--- Exercise materials ---

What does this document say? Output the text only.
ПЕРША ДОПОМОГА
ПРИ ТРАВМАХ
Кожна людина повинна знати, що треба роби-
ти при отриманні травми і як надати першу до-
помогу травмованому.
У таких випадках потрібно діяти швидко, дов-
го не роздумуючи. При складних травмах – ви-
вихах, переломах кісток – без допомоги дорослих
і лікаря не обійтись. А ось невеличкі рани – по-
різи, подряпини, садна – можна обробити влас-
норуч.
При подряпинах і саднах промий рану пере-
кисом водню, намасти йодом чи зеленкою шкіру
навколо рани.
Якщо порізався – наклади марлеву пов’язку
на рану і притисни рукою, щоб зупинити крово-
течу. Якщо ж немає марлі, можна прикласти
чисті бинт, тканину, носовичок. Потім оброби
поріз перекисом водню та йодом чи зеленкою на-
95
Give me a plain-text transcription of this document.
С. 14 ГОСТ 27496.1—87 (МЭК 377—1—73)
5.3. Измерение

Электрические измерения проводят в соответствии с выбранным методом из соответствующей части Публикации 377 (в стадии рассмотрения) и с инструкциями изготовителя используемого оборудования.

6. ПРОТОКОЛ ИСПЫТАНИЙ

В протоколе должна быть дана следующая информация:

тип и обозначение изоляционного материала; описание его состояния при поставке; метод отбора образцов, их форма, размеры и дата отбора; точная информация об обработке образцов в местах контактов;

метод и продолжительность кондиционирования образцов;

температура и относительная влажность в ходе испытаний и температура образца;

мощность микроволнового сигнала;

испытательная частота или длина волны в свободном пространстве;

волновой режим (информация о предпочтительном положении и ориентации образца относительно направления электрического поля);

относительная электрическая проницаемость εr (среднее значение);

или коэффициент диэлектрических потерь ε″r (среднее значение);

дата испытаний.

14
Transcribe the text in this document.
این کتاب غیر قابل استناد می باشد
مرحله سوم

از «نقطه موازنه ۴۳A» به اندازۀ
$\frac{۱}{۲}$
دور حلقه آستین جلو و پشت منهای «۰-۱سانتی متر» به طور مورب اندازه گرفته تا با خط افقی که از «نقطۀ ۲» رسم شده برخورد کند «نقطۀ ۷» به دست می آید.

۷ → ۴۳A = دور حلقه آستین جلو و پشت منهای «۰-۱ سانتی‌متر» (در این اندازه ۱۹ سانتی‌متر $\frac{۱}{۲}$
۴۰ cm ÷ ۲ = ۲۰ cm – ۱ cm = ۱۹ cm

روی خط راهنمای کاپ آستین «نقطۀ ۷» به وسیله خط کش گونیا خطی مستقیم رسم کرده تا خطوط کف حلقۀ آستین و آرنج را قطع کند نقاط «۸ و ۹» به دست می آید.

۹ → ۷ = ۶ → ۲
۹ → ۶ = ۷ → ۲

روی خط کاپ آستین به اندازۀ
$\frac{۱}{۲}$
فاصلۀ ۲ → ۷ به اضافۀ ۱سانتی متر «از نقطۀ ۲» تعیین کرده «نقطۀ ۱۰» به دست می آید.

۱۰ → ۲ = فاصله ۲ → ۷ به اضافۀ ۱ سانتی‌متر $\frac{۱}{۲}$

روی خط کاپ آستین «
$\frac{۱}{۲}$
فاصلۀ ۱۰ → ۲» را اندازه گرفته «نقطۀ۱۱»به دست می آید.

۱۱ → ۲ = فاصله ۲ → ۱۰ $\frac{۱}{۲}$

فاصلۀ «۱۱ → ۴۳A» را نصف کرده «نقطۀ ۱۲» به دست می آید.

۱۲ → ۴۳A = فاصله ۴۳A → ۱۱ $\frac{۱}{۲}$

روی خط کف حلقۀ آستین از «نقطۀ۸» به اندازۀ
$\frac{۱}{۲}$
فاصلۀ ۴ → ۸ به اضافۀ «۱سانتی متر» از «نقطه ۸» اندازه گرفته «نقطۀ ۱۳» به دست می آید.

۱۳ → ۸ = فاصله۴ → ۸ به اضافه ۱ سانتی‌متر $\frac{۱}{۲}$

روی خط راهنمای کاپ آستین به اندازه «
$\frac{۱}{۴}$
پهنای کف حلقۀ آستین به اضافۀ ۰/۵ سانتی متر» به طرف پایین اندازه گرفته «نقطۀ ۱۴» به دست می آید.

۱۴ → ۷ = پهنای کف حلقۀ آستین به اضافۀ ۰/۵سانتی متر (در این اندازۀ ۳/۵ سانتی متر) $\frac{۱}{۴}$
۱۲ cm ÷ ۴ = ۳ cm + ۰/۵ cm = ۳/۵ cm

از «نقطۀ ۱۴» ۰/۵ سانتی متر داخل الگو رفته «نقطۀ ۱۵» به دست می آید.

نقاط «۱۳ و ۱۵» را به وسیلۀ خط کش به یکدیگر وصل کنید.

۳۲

---

- [Exercise objective] Sift the material for lines with the string "образцов". Copy each one found.

- [Result]
тип и обозначение изоляционного материала; описание его состояния при поставке; метод отбора образцов, их форма, размеры и дата отбора; точная информация об обработке образцов в местах контактов;
метод и продолжительность кондиционирования образцов;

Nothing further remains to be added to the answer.